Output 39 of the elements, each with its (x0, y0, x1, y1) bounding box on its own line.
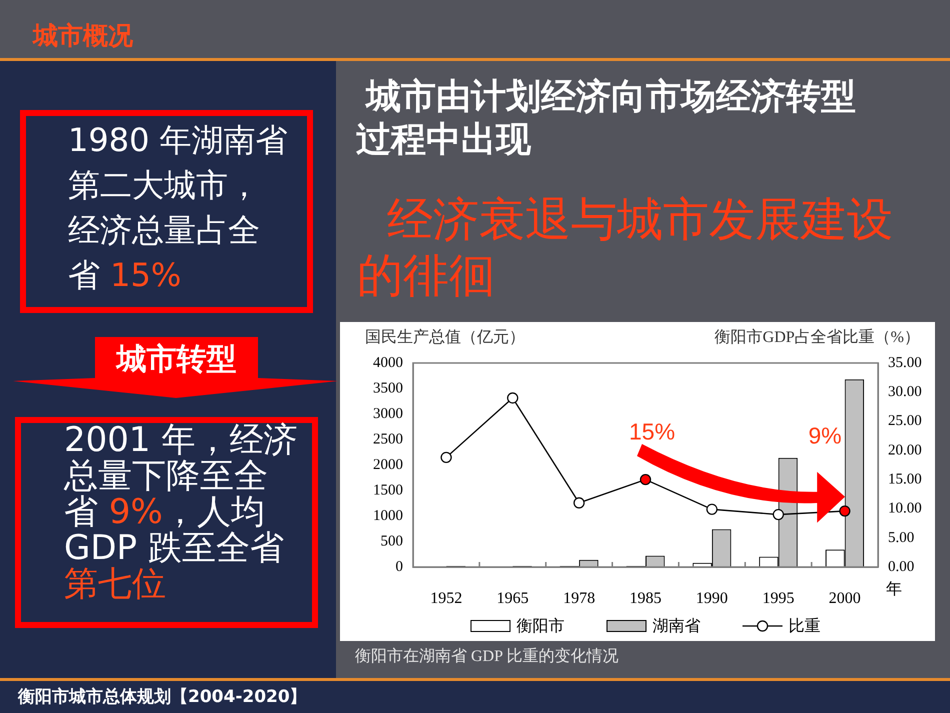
legend-label: 衡阳市 (516, 617, 564, 636)
y-tick-label: 500 (380, 533, 403, 550)
text: 衡阳市在湖南省 GDP 比重的变化情况 (355, 648, 618, 665)
y-tick-label: 0 (396, 558, 403, 575)
y2-tick-label: 35.00 (888, 354, 922, 371)
y-axis-title: 国民生产总值（亿元） (365, 328, 525, 346)
x-tick-label: 1990 (696, 590, 728, 607)
y2-tick-label: 25.00 (888, 413, 922, 430)
y-tick-label: 3500 (373, 380, 403, 396)
y2-tick-label: 30.00 (888, 384, 922, 400)
x-tick-label: 1995 (762, 590, 794, 607)
text: 衡阳市城市总体规划【2004-2020】 (18, 687, 307, 707)
y-tick-label: 2000 (373, 456, 403, 473)
y-tick-label: 3000 (373, 406, 403, 422)
x-tick-label: 1965 (496, 590, 529, 607)
x-tick-label: 1952 (430, 590, 462, 607)
legend-label: 湖南省 (652, 617, 700, 636)
chart-title: 城市由计划经济向市场经济转型过程中出现 (356, 76, 857, 162)
text: 1980 年湖南省第二大城市，经济总量占全省 15% (68, 121, 288, 294)
y2-tick-label: 15.00 (888, 472, 922, 488)
y2-tick-label: 5.00 (888, 530, 914, 546)
x-tick-label: 1985 (630, 590, 662, 607)
x-axis-title: 年 (886, 581, 902, 598)
y-tick-label: 1000 (373, 508, 403, 524)
y2-tick-label: 20.00 (888, 442, 922, 458)
y-tick-label: 1500 (373, 482, 403, 498)
annotation: 15% (628, 418, 676, 444)
y2-tick-label: 0.00 (888, 558, 914, 575)
y-tick-label: 2500 (373, 431, 403, 448)
legend-label: 比重 (788, 617, 820, 636)
chart-subtitle: 经济衰退与城市发展建设的徘徊 (357, 191, 894, 303)
x-tick-label: 2000 (828, 590, 861, 607)
y-tick-label: 4000 (373, 354, 403, 371)
text: 城市转型 (116, 342, 236, 377)
annotation: 9% (808, 422, 842, 448)
y2-tick-label: 10.00 (888, 500, 922, 517)
text: 城市概况 (33, 21, 133, 50)
y2-axis-title: 衡阳市GDP占全省比重（%） (714, 328, 920, 346)
x-tick-label: 1978 (563, 590, 596, 607)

◆ ◆ ◆ ◆

### Exercise brief
Write out every line of the records above without any changes, leaving out the pictures.

### The solution
Output 39 of the elements, each with its (x0, y0, x1, y1) bounding box on its own line.
legend-label: 衡阳市 (516, 617, 564, 636)
y-tick-label: 500 (380, 533, 403, 550)
text: 衡阳市在湖南省 GDP 比重的变化情况 (355, 648, 618, 665)
y-tick-label: 0 (396, 558, 403, 575)
y2-tick-label: 35.00 (888, 354, 922, 371)
y-axis-title: 国民生产总值（亿元） (365, 328, 525, 346)
x-tick-label: 1990 (696, 590, 728, 607)
y2-tick-label: 25.00 (888, 413, 922, 430)
y-tick-label: 3500 (373, 380, 403, 396)
y2-tick-label: 30.00 (888, 384, 922, 400)
x-tick-label: 1995 (762, 590, 794, 607)
text: 衡阳市城市总体规划【2004-2020】 (18, 687, 307, 707)
y-tick-label: 2000 (373, 456, 403, 473)
y-tick-label: 3000 (373, 406, 403, 422)
x-tick-label: 1965 (496, 590, 529, 607)
x-tick-label: 1952 (430, 590, 462, 607)
legend-label: 湖南省 (652, 617, 700, 636)
chart-title: 城市由计划经济向市场经济转型过程中出现 (356, 76, 857, 162)
text: 1980 年湖南省第二大城市，经济总量占全省 15% (68, 121, 288, 294)
y2-tick-label: 15.00 (888, 472, 922, 488)
y2-tick-label: 5.00 (888, 530, 914, 546)
x-tick-label: 1985 (630, 590, 662, 607)
x-axis-title: 年 (886, 581, 902, 598)
y-tick-label: 1000 (373, 508, 403, 524)
y2-tick-label: 20.00 (888, 442, 922, 458)
y-tick-label: 1500 (373, 482, 403, 498)
annotation: 15% (628, 418, 676, 444)
y2-tick-label: 0.00 (888, 558, 914, 575)
y-tick-label: 2500 (373, 431, 403, 448)
legend-label: 比重 (788, 617, 820, 636)
chart-subtitle: 经济衰退与城市发展建设的徘徊 (357, 191, 894, 303)
x-tick-label: 2000 (828, 590, 861, 607)
y-tick-label: 4000 (373, 354, 403, 371)
text: 城市转型 (116, 342, 236, 377)
annotation: 9% (808, 422, 842, 448)
y2-tick-label: 10.00 (888, 500, 922, 517)
text: 城市概况 (33, 21, 133, 50)
y2-axis-title: 衡阳市GDP占全省比重（%） (714, 328, 920, 346)
x-tick-label: 1978 (563, 590, 596, 607)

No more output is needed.